Problem requirements: From the entries below, copy every line that holds the word "screenshot".

Data items

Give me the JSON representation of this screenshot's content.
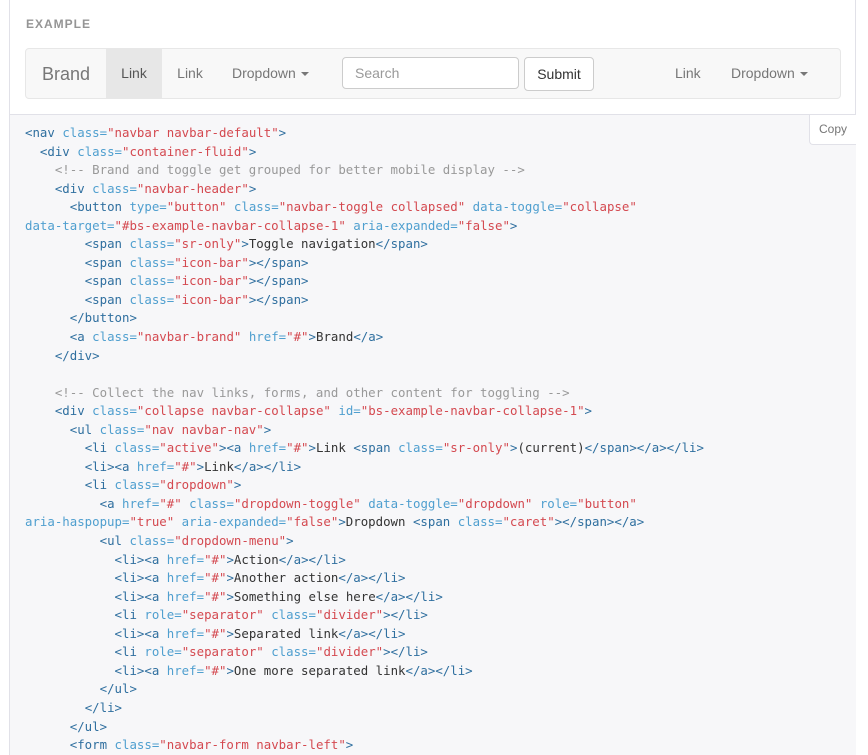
{
  "example": {
    "label": "EXAMPLE",
    "navbar": {
      "brand": "Brand",
      "left_links": [
        {
          "label": "Link",
          "active": true
        },
        {
          "label": "Link",
          "active": false
        }
      ],
      "left_dropdown": "Dropdown",
      "search_placeholder": "Search",
      "submit_label": "Submit",
      "right_link": "Link",
      "right_dropdown": "Dropdown"
    }
  },
  "code": {
    "copy_label": "Copy",
    "lines": [
      [
        [
          "tag",
          "<nav "
        ],
        [
          "attr",
          "class="
        ],
        [
          "val",
          "\"navbar navbar-default\""
        ],
        [
          "tag",
          ">"
        ]
      ],
      [
        [
          "text",
          "  "
        ],
        [
          "tag",
          "<div "
        ],
        [
          "attr",
          "class="
        ],
        [
          "val",
          "\"container-fluid\""
        ],
        [
          "tag",
          ">"
        ]
      ],
      [
        [
          "text",
          "    "
        ],
        [
          "comment",
          "<!-- Brand and toggle get grouped for better mobile display -->"
        ]
      ],
      [
        [
          "text",
          "    "
        ],
        [
          "tag",
          "<div "
        ],
        [
          "attr",
          "class="
        ],
        [
          "val",
          "\"navbar-header\""
        ],
        [
          "tag",
          ">"
        ]
      ],
      [
        [
          "text",
          "      "
        ],
        [
          "tag",
          "<button "
        ],
        [
          "attr",
          "type="
        ],
        [
          "val",
          "\"button\""
        ],
        [
          "text",
          " "
        ],
        [
          "attr",
          "class="
        ],
        [
          "val",
          "\"navbar-toggle collapsed\""
        ],
        [
          "text",
          " "
        ],
        [
          "attr",
          "data-toggle="
        ],
        [
          "val",
          "\"collapse\""
        ]
      ],
      [
        [
          "attr",
          "data-target="
        ],
        [
          "val",
          "\"#bs-example-navbar-collapse-1\""
        ],
        [
          "text",
          " "
        ],
        [
          "attr",
          "aria-expanded="
        ],
        [
          "val",
          "\"false\""
        ],
        [
          "tag",
          ">"
        ]
      ],
      [
        [
          "text",
          "        "
        ],
        [
          "tag",
          "<span "
        ],
        [
          "attr",
          "class="
        ],
        [
          "val",
          "\"sr-only\""
        ],
        [
          "tag",
          ">"
        ],
        [
          "text",
          "Toggle navigation"
        ],
        [
          "tag",
          "</span>"
        ]
      ],
      [
        [
          "text",
          "        "
        ],
        [
          "tag",
          "<span "
        ],
        [
          "attr",
          "class="
        ],
        [
          "val",
          "\"icon-bar\""
        ],
        [
          "tag",
          "></span>"
        ]
      ],
      [
        [
          "text",
          "        "
        ],
        [
          "tag",
          "<span "
        ],
        [
          "attr",
          "class="
        ],
        [
          "val",
          "\"icon-bar\""
        ],
        [
          "tag",
          "></span>"
        ]
      ],
      [
        [
          "text",
          "        "
        ],
        [
          "tag",
          "<span "
        ],
        [
          "attr",
          "class="
        ],
        [
          "val",
          "\"icon-bar\""
        ],
        [
          "tag",
          "></span>"
        ]
      ],
      [
        [
          "text",
          "      "
        ],
        [
          "tag",
          "</button>"
        ]
      ],
      [
        [
          "text",
          "      "
        ],
        [
          "tag",
          "<a "
        ],
        [
          "attr",
          "class="
        ],
        [
          "val",
          "\"navbar-brand\""
        ],
        [
          "text",
          " "
        ],
        [
          "attr",
          "href="
        ],
        [
          "val",
          "\"#\""
        ],
        [
          "tag",
          ">"
        ],
        [
          "text",
          "Brand"
        ],
        [
          "tag",
          "</a>"
        ]
      ],
      [
        [
          "text",
          "    "
        ],
        [
          "tag",
          "</div>"
        ]
      ],
      [
        [
          "text",
          ""
        ]
      ],
      [
        [
          "text",
          "    "
        ],
        [
          "comment",
          "<!-- Collect the nav links, forms, and other content for toggling -->"
        ]
      ],
      [
        [
          "text",
          "    "
        ],
        [
          "tag",
          "<div "
        ],
        [
          "attr",
          "class="
        ],
        [
          "val",
          "\"collapse navbar-collapse\""
        ],
        [
          "text",
          " "
        ],
        [
          "attr",
          "id="
        ],
        [
          "val",
          "\"bs-example-navbar-collapse-1\""
        ],
        [
          "tag",
          ">"
        ]
      ],
      [
        [
          "text",
          "      "
        ],
        [
          "tag",
          "<ul "
        ],
        [
          "attr",
          "class="
        ],
        [
          "val",
          "\"nav navbar-nav\""
        ],
        [
          "tag",
          ">"
        ]
      ],
      [
        [
          "text",
          "        "
        ],
        [
          "tag",
          "<li "
        ],
        [
          "attr",
          "class="
        ],
        [
          "val",
          "\"active\""
        ],
        [
          "tag",
          "><a "
        ],
        [
          "attr",
          "href="
        ],
        [
          "val",
          "\"#\""
        ],
        [
          "tag",
          ">"
        ],
        [
          "text",
          "Link "
        ],
        [
          "tag",
          "<span "
        ],
        [
          "attr",
          "class="
        ],
        [
          "val",
          "\"sr-only\""
        ],
        [
          "tag",
          ">"
        ],
        [
          "text",
          "(current)"
        ],
        [
          "tag",
          "</span></a></li>"
        ]
      ],
      [
        [
          "text",
          "        "
        ],
        [
          "tag",
          "<li><a "
        ],
        [
          "attr",
          "href="
        ],
        [
          "val",
          "\"#\""
        ],
        [
          "tag",
          ">"
        ],
        [
          "text",
          "Link"
        ],
        [
          "tag",
          "</a></li>"
        ]
      ],
      [
        [
          "text",
          "        "
        ],
        [
          "tag",
          "<li "
        ],
        [
          "attr",
          "class="
        ],
        [
          "val",
          "\"dropdown\""
        ],
        [
          "tag",
          ">"
        ]
      ],
      [
        [
          "text",
          "          "
        ],
        [
          "tag",
          "<a "
        ],
        [
          "attr",
          "href="
        ],
        [
          "val",
          "\"#\""
        ],
        [
          "text",
          " "
        ],
        [
          "attr",
          "class="
        ],
        [
          "val",
          "\"dropdown-toggle\""
        ],
        [
          "text",
          " "
        ],
        [
          "attr",
          "data-toggle="
        ],
        [
          "val",
          "\"dropdown\""
        ],
        [
          "text",
          " "
        ],
        [
          "attr",
          "role="
        ],
        [
          "val",
          "\"button\""
        ]
      ],
      [
        [
          "attr",
          "aria-haspopup="
        ],
        [
          "val",
          "\"true\""
        ],
        [
          "text",
          " "
        ],
        [
          "attr",
          "aria-expanded="
        ],
        [
          "val",
          "\"false\""
        ],
        [
          "tag",
          ">"
        ],
        [
          "text",
          "Dropdown "
        ],
        [
          "tag",
          "<span "
        ],
        [
          "attr",
          "class="
        ],
        [
          "val",
          "\"caret\""
        ],
        [
          "tag",
          "></span></a>"
        ]
      ],
      [
        [
          "text",
          "          "
        ],
        [
          "tag",
          "<ul "
        ],
        [
          "attr",
          "class="
        ],
        [
          "val",
          "\"dropdown-menu\""
        ],
        [
          "tag",
          ">"
        ]
      ],
      [
        [
          "text",
          "            "
        ],
        [
          "tag",
          "<li><a "
        ],
        [
          "attr",
          "href="
        ],
        [
          "val",
          "\"#\""
        ],
        [
          "tag",
          ">"
        ],
        [
          "text",
          "Action"
        ],
        [
          "tag",
          "</a></li>"
        ]
      ],
      [
        [
          "text",
          "            "
        ],
        [
          "tag",
          "<li><a "
        ],
        [
          "attr",
          "href="
        ],
        [
          "val",
          "\"#\""
        ],
        [
          "tag",
          ">"
        ],
        [
          "text",
          "Another action"
        ],
        [
          "tag",
          "</a></li>"
        ]
      ],
      [
        [
          "text",
          "            "
        ],
        [
          "tag",
          "<li><a "
        ],
        [
          "attr",
          "href="
        ],
        [
          "val",
          "\"#\""
        ],
        [
          "tag",
          ">"
        ],
        [
          "text",
          "Something else here"
        ],
        [
          "tag",
          "</a></li>"
        ]
      ],
      [
        [
          "text",
          "            "
        ],
        [
          "tag",
          "<li "
        ],
        [
          "attr",
          "role="
        ],
        [
          "val",
          "\"separator\""
        ],
        [
          "text",
          " "
        ],
        [
          "attr",
          "class="
        ],
        [
          "val",
          "\"divider\""
        ],
        [
          "tag",
          "></li>"
        ]
      ],
      [
        [
          "text",
          "            "
        ],
        [
          "tag",
          "<li><a "
        ],
        [
          "attr",
          "href="
        ],
        [
          "val",
          "\"#\""
        ],
        [
          "tag",
          ">"
        ],
        [
          "text",
          "Separated link"
        ],
        [
          "tag",
          "</a></li>"
        ]
      ],
      [
        [
          "text",
          "            "
        ],
        [
          "tag",
          "<li "
        ],
        [
          "attr",
          "role="
        ],
        [
          "val",
          "\"separator\""
        ],
        [
          "text",
          " "
        ],
        [
          "attr",
          "class="
        ],
        [
          "val",
          "\"divider\""
        ],
        [
          "tag",
          "></li>"
        ]
      ],
      [
        [
          "text",
          "            "
        ],
        [
          "tag",
          "<li><a "
        ],
        [
          "attr",
          "href="
        ],
        [
          "val",
          "\"#\""
        ],
        [
          "tag",
          ">"
        ],
        [
          "text",
          "One more separated link"
        ],
        [
          "tag",
          "</a></li>"
        ]
      ],
      [
        [
          "text",
          "          "
        ],
        [
          "tag",
          "</ul>"
        ]
      ],
      [
        [
          "text",
          "        "
        ],
        [
          "tag",
          "</li>"
        ]
      ],
      [
        [
          "text",
          "      "
        ],
        [
          "tag",
          "</ul>"
        ]
      ],
      [
        [
          "text",
          "      "
        ],
        [
          "tag",
          "<form "
        ],
        [
          "attr",
          "class="
        ],
        [
          "val",
          "\"navbar-form navbar-left\""
        ],
        [
          "tag",
          ">"
        ]
      ]
    ]
  }
}
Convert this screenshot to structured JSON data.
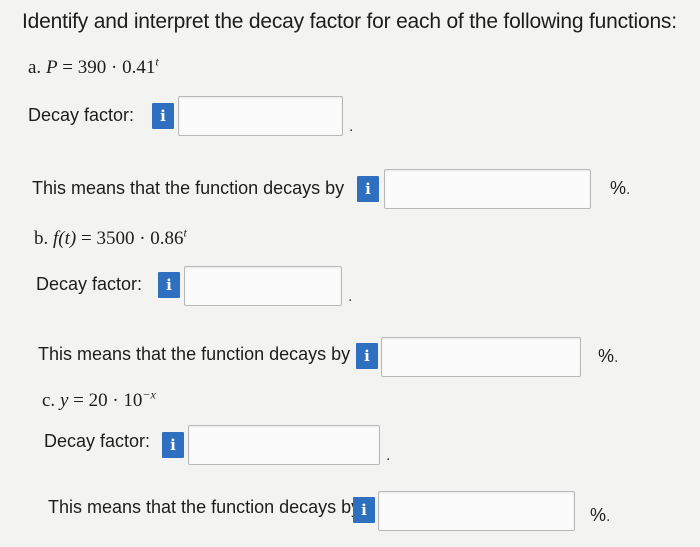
{
  "question": "Identify and interpret the decay factor for each of the following functions:",
  "info_glyph": "i",
  "parts": [
    {
      "letter": "a.",
      "lhs": "P",
      "coef": "390",
      "base": "0.41",
      "exponent": "t",
      "decay_label": "Decay factor:",
      "decay_tail": ".",
      "decays_label": "This means that the function decays by",
      "percent": "%",
      "percent_tail": "."
    },
    {
      "letter": "b.",
      "lhs": "f(t)",
      "coef": "3500",
      "base": "0.86",
      "exponent": "t",
      "decay_label": "Decay factor:",
      "decay_tail": ".",
      "decays_label": "This means that the function decays by",
      "percent": "%",
      "percent_tail": "."
    },
    {
      "letter": "c.",
      "lhs": "y",
      "coef": "20",
      "base": "10",
      "exponent": "−x",
      "decay_label": "Decay factor:",
      "decay_tail": ".",
      "decays_label": "This means that the function decays by",
      "percent": "%",
      "percent_tail": "."
    }
  ]
}
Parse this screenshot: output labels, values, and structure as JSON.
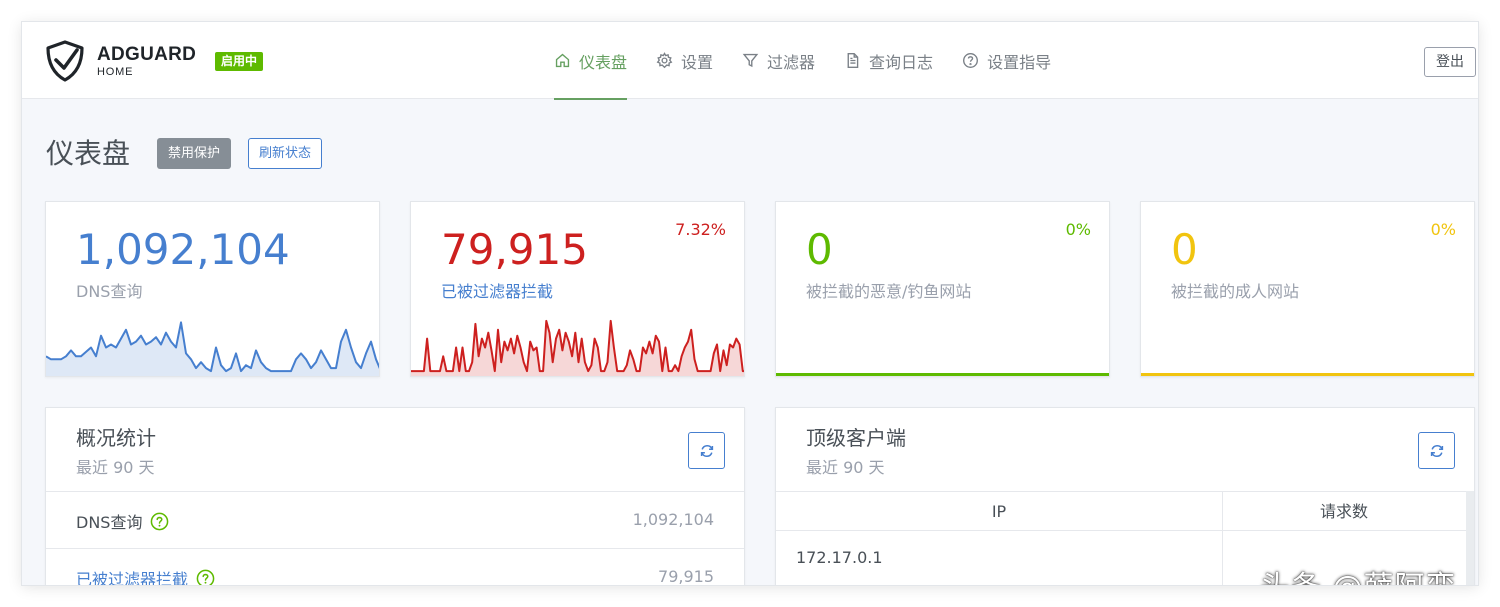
{
  "header": {
    "brand_name": "ADGUARD",
    "brand_sub": "HOME",
    "status_badge": "启用中",
    "logout": "登出",
    "nav": [
      {
        "label": "仪表盘",
        "icon": "home-icon",
        "active": true
      },
      {
        "label": "设置",
        "icon": "gear-icon",
        "active": false
      },
      {
        "label": "过滤器",
        "icon": "filter-icon",
        "active": false
      },
      {
        "label": "查询日志",
        "icon": "document-icon",
        "active": false
      },
      {
        "label": "设置指导",
        "icon": "help-circle-icon",
        "active": false
      }
    ]
  },
  "page": {
    "title": "仪表盘",
    "disable_protection": "禁用保护",
    "refresh_status": "刷新状态"
  },
  "cards": [
    {
      "value": "1,092,104",
      "label": "DNS查询",
      "percent": "",
      "color": "#467fcf"
    },
    {
      "value": "79,915",
      "label": "已被过滤器拦截",
      "percent": "7.32%",
      "color": "#cd201f"
    },
    {
      "value": "0",
      "label": "被拦截的恶意/钓鱼网站",
      "percent": "0%",
      "color": "#5eba00"
    },
    {
      "value": "0",
      "label": "被拦截的成人网站",
      "percent": "0%",
      "color": "#f1c40f"
    }
  ],
  "chart_data": [
    {
      "type": "area",
      "series": [
        {
          "values": [
            12,
            10,
            10,
            10,
            12,
            16,
            12,
            12,
            15,
            18,
            12,
            26,
            18,
            20,
            18,
            24,
            30,
            20,
            22,
            26,
            20,
            22,
            25,
            20,
            28,
            22,
            18,
            35,
            14,
            10,
            4,
            8,
            4,
            2,
            18,
            6,
            2,
            4,
            14,
            2,
            6,
            4,
            16,
            8,
            4,
            2,
            2,
            2,
            2,
            2,
            10,
            14,
            10,
            4,
            8,
            16,
            10,
            4,
            4,
            22,
            30,
            18,
            8,
            4,
            14,
            22,
            10,
            2
          ]
        }
      ],
      "color": "#467fcf"
    },
    {
      "type": "area",
      "series": [
        {
          "values": [
            2,
            2,
            2,
            2,
            2,
            24,
            2,
            2,
            2,
            2,
            12,
            2,
            2,
            2,
            18,
            2,
            18,
            2,
            2,
            8,
            34,
            12,
            24,
            18,
            28,
            16,
            2,
            30,
            8,
            22,
            16,
            24,
            14,
            26,
            18,
            8,
            2,
            22,
            16,
            18,
            2,
            2,
            36,
            28,
            8,
            24,
            30,
            16,
            28,
            22,
            12,
            28,
            8,
            24,
            8,
            2,
            6,
            24,
            18,
            2,
            2,
            8,
            36,
            18,
            2,
            2,
            2,
            6,
            16,
            10,
            2,
            2,
            18,
            14,
            22,
            14,
            26,
            22,
            2,
            18,
            2,
            2,
            6,
            2,
            12,
            18,
            22,
            30,
            10,
            2,
            2,
            2,
            2,
            2,
            14,
            20,
            2,
            16,
            6,
            20,
            18,
            24,
            20,
            2,
            2
          ]
        }
      ],
      "color": "#cd201f"
    }
  ],
  "overview": {
    "title": "概况统计",
    "subtitle": "最近 90 天",
    "rows": [
      {
        "label": "DNS查询",
        "value": "1,092,104"
      },
      {
        "label": "已被过滤器拦截",
        "value": "79,915"
      }
    ]
  },
  "top_clients": {
    "title": "顶级客户端",
    "subtitle": "最近 90 天",
    "columns": [
      "IP",
      "请求数"
    ],
    "rows": [
      {
        "ip": "172.17.0.1"
      }
    ]
  },
  "watermark": "头条 @薛阿蛮"
}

Exercise response:
Give me the JSON representation of this screenshot's content.
Convert this screenshot to structured JSON data.
Parse this screenshot: output labels, values, and structure as JSON.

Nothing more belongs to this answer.